Identify each line containing the word "Home" and copy it.
-- THE RECORDS start --
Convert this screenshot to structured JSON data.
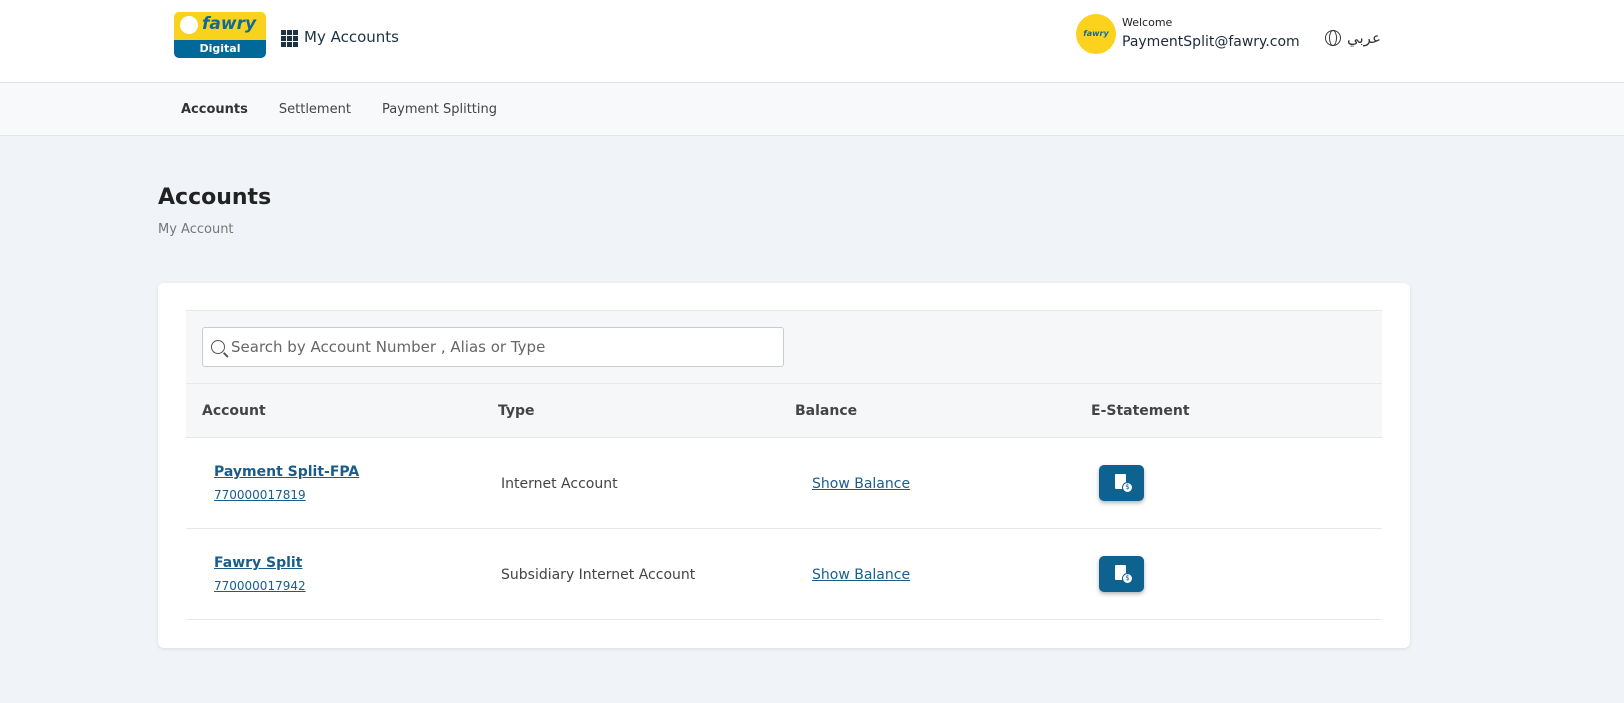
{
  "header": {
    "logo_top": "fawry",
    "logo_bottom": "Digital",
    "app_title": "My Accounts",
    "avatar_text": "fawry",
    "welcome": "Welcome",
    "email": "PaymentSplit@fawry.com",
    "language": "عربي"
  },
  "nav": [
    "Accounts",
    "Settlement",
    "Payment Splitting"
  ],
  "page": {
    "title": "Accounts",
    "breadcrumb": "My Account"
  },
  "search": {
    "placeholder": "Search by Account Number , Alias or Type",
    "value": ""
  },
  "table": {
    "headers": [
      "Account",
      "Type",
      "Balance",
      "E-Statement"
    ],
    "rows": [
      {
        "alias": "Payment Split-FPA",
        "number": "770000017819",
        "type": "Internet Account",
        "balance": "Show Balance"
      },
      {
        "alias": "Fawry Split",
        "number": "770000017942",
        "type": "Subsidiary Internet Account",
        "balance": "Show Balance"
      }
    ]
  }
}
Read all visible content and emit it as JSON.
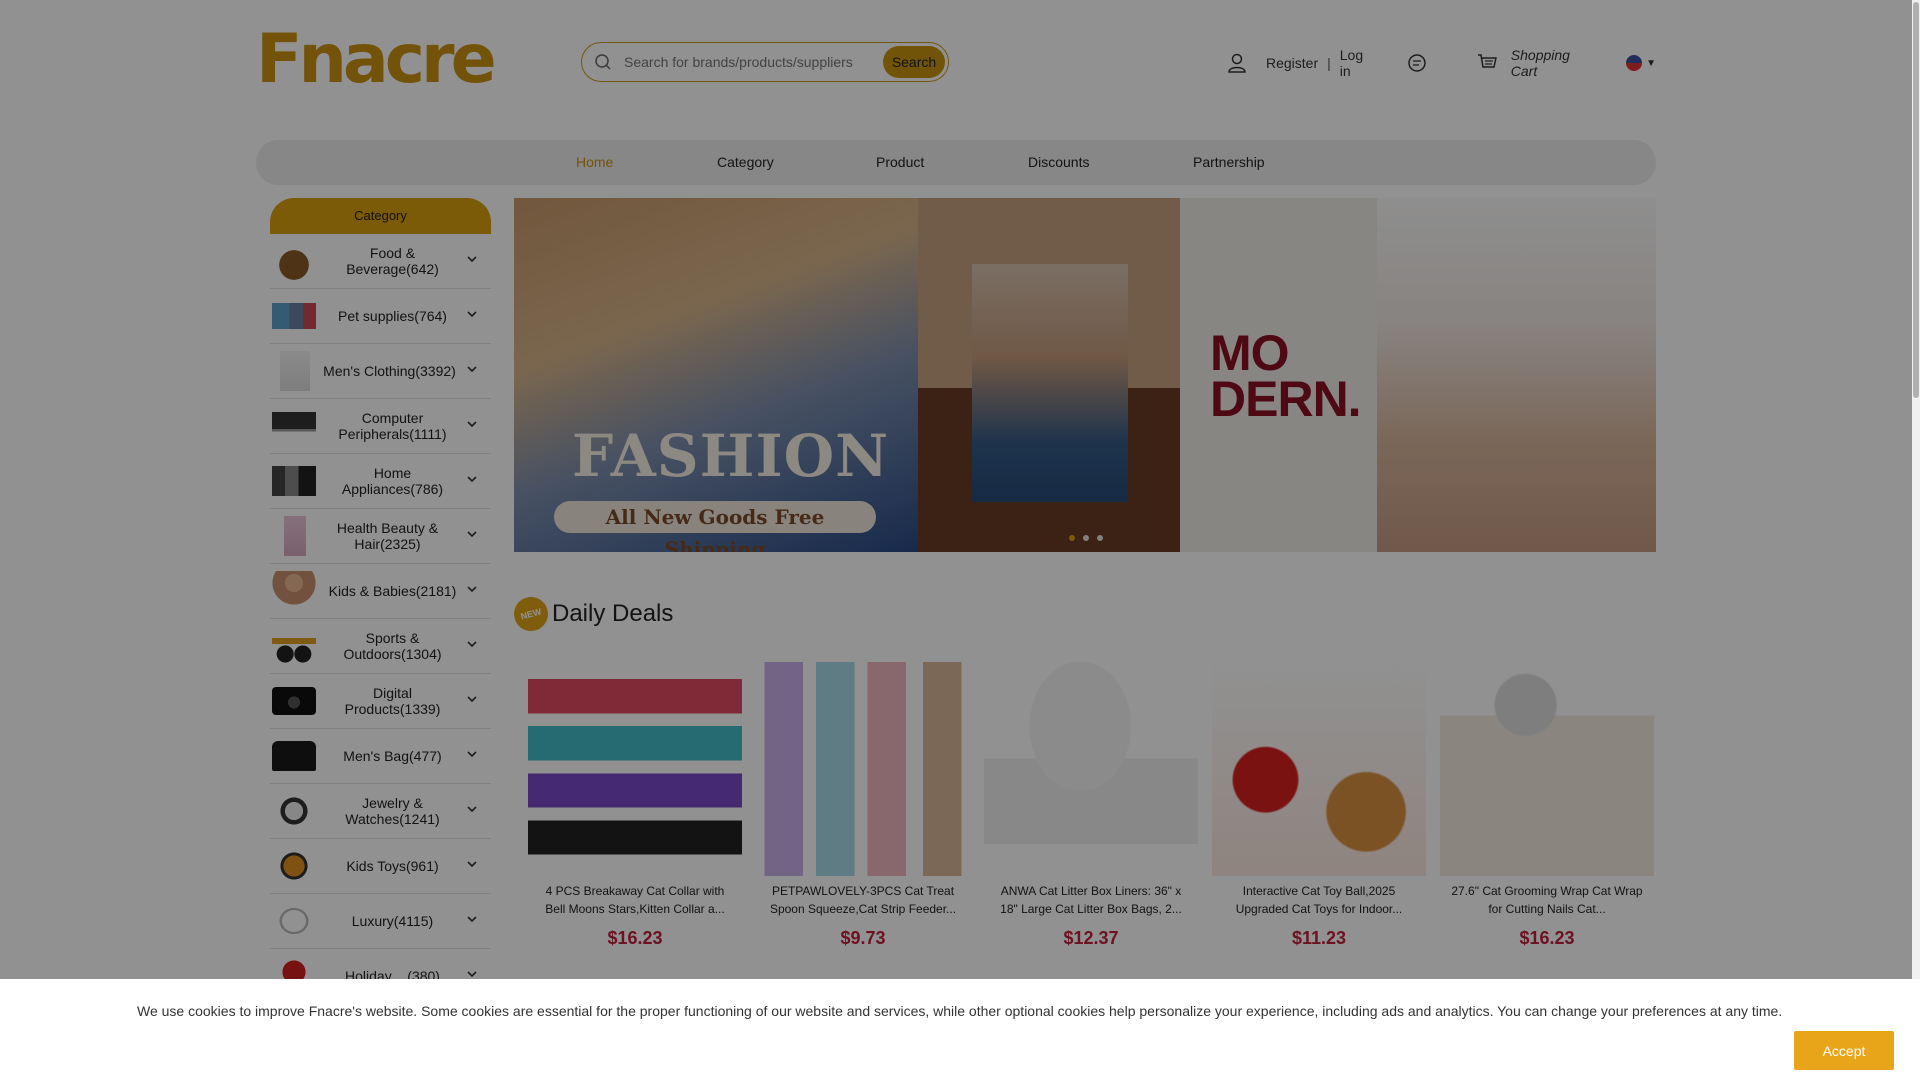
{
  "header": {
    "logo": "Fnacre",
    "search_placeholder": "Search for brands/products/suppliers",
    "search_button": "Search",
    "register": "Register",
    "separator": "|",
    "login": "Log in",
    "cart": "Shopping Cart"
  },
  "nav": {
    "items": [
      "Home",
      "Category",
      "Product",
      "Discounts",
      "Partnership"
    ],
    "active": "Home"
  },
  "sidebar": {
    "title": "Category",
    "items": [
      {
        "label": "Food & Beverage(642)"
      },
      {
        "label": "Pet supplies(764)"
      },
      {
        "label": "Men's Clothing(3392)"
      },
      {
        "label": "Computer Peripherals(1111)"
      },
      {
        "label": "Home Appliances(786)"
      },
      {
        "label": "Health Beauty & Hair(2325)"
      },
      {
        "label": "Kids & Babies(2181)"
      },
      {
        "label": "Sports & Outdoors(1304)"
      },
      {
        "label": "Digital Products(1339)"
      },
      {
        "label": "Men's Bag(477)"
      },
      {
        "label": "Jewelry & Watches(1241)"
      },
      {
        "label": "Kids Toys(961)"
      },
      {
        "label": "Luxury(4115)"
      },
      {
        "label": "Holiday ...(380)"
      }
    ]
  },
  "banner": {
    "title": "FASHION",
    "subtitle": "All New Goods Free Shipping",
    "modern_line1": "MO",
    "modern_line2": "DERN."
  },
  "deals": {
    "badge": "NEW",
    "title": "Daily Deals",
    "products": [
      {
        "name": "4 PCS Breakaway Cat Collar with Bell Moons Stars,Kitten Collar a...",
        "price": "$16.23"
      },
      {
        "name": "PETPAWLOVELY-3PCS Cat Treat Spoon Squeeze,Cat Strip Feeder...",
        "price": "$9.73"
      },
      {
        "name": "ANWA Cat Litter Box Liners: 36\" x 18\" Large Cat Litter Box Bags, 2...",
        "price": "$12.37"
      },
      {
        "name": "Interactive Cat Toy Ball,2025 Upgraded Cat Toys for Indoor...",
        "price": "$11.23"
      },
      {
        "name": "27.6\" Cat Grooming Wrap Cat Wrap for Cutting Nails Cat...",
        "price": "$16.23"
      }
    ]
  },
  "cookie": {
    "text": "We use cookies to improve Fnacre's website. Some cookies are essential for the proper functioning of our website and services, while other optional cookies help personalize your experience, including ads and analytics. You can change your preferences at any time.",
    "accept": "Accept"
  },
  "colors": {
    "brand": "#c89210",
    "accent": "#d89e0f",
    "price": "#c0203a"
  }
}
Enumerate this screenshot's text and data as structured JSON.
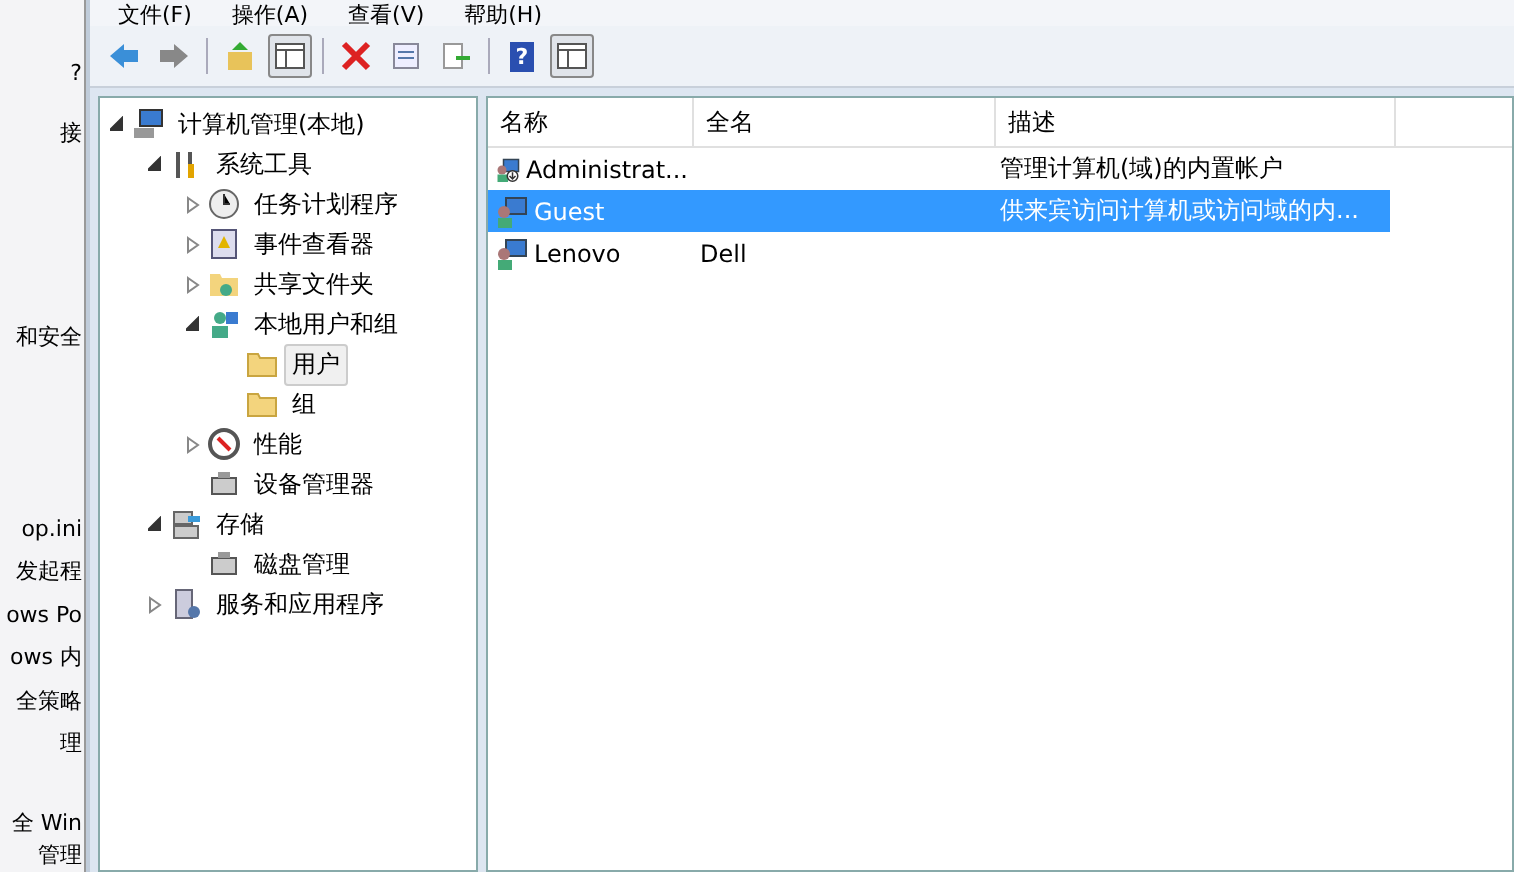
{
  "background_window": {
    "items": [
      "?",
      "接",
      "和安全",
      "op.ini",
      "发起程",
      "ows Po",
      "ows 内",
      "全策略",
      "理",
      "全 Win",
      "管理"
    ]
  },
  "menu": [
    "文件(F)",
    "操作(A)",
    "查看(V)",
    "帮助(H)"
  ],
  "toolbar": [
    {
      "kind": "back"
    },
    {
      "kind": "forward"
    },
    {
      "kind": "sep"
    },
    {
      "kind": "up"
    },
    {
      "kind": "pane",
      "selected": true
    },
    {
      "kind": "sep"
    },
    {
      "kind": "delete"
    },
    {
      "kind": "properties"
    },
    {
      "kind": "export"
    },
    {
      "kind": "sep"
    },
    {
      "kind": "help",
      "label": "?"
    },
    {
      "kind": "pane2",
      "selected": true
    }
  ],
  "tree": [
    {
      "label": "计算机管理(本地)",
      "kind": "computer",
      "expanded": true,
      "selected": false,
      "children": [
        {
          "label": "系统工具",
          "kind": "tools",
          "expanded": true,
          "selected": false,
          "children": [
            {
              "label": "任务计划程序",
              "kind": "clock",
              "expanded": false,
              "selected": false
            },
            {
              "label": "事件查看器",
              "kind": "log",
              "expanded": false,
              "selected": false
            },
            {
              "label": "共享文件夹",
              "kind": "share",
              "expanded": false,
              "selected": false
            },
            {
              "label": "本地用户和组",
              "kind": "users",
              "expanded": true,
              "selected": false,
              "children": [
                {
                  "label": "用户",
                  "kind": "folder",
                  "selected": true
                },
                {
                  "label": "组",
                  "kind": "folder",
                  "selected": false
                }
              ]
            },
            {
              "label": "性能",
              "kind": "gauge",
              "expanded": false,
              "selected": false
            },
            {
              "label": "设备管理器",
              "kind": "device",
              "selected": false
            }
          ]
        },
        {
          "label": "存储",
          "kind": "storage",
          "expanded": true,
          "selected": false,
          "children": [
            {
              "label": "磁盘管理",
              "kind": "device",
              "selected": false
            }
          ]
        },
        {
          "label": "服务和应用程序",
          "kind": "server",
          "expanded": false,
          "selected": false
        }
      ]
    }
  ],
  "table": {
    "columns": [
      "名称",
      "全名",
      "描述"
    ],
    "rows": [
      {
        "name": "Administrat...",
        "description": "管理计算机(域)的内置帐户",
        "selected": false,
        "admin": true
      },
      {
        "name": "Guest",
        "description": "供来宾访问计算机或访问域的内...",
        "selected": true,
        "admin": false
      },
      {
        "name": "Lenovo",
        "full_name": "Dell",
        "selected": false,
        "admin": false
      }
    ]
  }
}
-- THE RECORDS end --
SOLUTION TO THIS TASK:
      "Home",
    "active": "Home"
        "label": "Home Appliances(786)"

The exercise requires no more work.